Return the records that follow unaltered. Omit every picture.

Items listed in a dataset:
◇ ◇ ◇ ◇ ◇

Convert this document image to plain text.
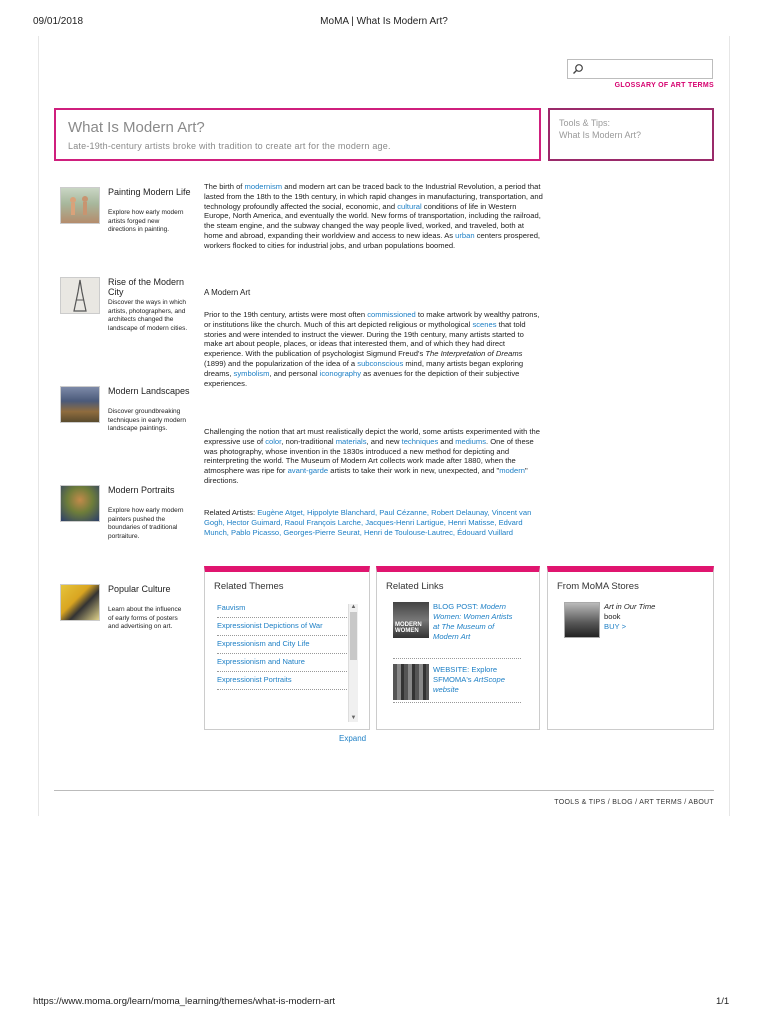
09/01/2018	MoMA | What Is Modern Art?
GLOSSARY OF ART TERMS
What Is Modern Art?

Late-19th-century artists broke with tradition to create art for the modern age.

Tools & Tips:
What Is Modern Art?
Painting Modern Life
Explore how early modern artists forged new directions in painting.
Rise of the Modern City
Discover the ways in which artists, photographers, and architects changed the landscape of modern cities.
Modern Landscapes
Discover groundbreaking techniques in early modern landscape paintings.
Modern Portraits
Explore how early modern painters pushed the boundaries of traditional portraiture.
Popular Culture
Learn about the influence of early forms of posters and advertising on art.

The birth of modernism and modern art can be traced back to the Industrial Revolution, a period that lasted from the 18th to the 19th century, in which rapid changes in manufacturing, transportation, and technology profoundly affected the social, economic, and cultural conditions of life in Western Europe, North America, and eventually the world. New forms of transportation, including the railroad, the steam engine, and the subway changed the way people lived, worked, and traveled, both at home and abroad, expanding their worldview and access to new ideas. As urban centers prospered, workers flocked to cities for industrial jobs, and urban populations boomed.

A Modern Art

Prior to the 19th century, artists were most often commissioned to make artwork by wealthy patrons, or institutions like the church. Much of this art depicted religious or mythological scenes that told stories and were intended to instruct the viewer. During the 19th century, many artists started to make art about people, places, or ideas that interested them, and of which they had direct experience. With the publication of psychologist Sigmund Freud's The Interpretation of Dreams (1899) and the popularization of the idea of a subconscious mind, many artists began exploring dreams, symbolism, and personal iconography as avenues for the depiction of their subjective experiences.

Challenging the notion that art must realistically depict the world, some artists experimented with the expressive use of color, non-traditional materials, and new techniques and mediums. One of these was photography, whose invention in the 1830s introduced a new method for depicting and reinterpreting the world. The Museum of Modern Art collects work made after 1880, when the atmosphere was ripe for avant-garde artists to take their work in new, unexpected, and "modern" directions.

Related Artists: Eugène Atget, Hippolyte Blanchard, Paul Cézanne, Robert Delaunay, Vincent van Gogh, Hector Guimard, Raoul François Larche, Jacques-Henri Lartigue, Henri Matisse, Edvard Munch, Pablo Picasso, Georges-Pierre Seurat, Henri de Toulouse-Lautrec, Édouard Vuillard

Related Themes
Fauvism
Expressionist Depictions of War
Expressionism and City Life
Expressionism and Nature
Expressionist Portraits
▲
▼
Related Links
MODERN WOMEN
BLOG POST: Modern Women: Women Artists at The Museum of Modern Art
WEBSITE: Explore SFMOMA's ArtScope website
From MoMA Stores
Art in Our Time
book
BUY >
Expand
TOOLS & TIPS / BLOG / ART TERMS / ABOUT
https://www.moma.org/learn/moma_learning/themes/what-is-modern-art	1/1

◇ ◇ ◇ ◇ ◇

Solution to the exercise
Convert this document image to plain text.
09/01/2018	MoMA | What Is Modern Art?
GLOSSARY OF ART TERMS
What Is Modern Art?

Late-19th-century artists broke with tradition to create art for the modern age.

Tools & Tips:
What Is Modern Art?
Painting Modern Life
Explore how early modern artists forged new directions in painting.
Rise of the Modern City
Discover the ways in which artists, photographers, and architects changed the landscape of modern cities.
Modern Landscapes
Discover groundbreaking techniques in early modern landscape paintings.
Modern Portraits
Explore how early modern painters pushed the boundaries of traditional portraiture.
Popular Culture
Learn about the influence of early forms of posters and advertising on art.

The birth of modernism and modern art can be traced back to the Industrial Revolution, a period that lasted from the 18th to the 19th century, in which rapid changes in manufacturing, transportation, and technology profoundly affected the social, economic, and cultural conditions of life in Western Europe, North America, and eventually the world. New forms of transportation, including the railroad, the steam engine, and the subway changed the way people lived, worked, and traveled, both at home and abroad, expanding their worldview and access to new ideas. As urban centers prospered, workers flocked to cities for industrial jobs, and urban populations boomed.

A Modern Art

Prior to the 19th century, artists were most often commissioned to make artwork by wealthy patrons, or institutions like the church. Much of this art depicted religious or mythological scenes that told stories and were intended to instruct the viewer. During the 19th century, many artists started to make art about people, places, or ideas that interested them, and of which they had direct experience. With the publication of psychologist Sigmund Freud's The Interpretation of Dreams (1899) and the popularization of the idea of a subconscious mind, many artists began exploring dreams, symbolism, and personal iconography as avenues for the depiction of their subjective experiences.

Challenging the notion that art must realistically depict the world, some artists experimented with the expressive use of color, non-traditional materials, and new techniques and mediums. One of these was photography, whose invention in the 1830s introduced a new method for depicting and reinterpreting the world. The Museum of Modern Art collects work made after 1880, when the atmosphere was ripe for avant-garde artists to take their work in new, unexpected, and "modern" directions.

Related Artists: Eugène Atget, Hippolyte Blanchard, Paul Cézanne, Robert Delaunay, Vincent van Gogh, Hector Guimard, Raoul François Larche, Jacques-Henri Lartigue, Henri Matisse, Edvard Munch, Pablo Picasso, Georges-Pierre Seurat, Henri de Toulouse-Lautrec, Édouard Vuillard

Related Themes
Fauvism
Expressionist Depictions of War
Expressionism and City Life
Expressionism and Nature
Expressionist Portraits
▲
▼
Related Links
MODERN WOMEN
BLOG POST: Modern Women: Women Artists at The Museum of Modern Art
WEBSITE: Explore SFMOMA's ArtScope website
From MoMA Stores
Art in Our Time
book
BUY >
Expand
TOOLS & TIPS / BLOG / ART TERMS / ABOUT
https://www.moma.org/learn/moma_learning/themes/what-is-modern-art	1/1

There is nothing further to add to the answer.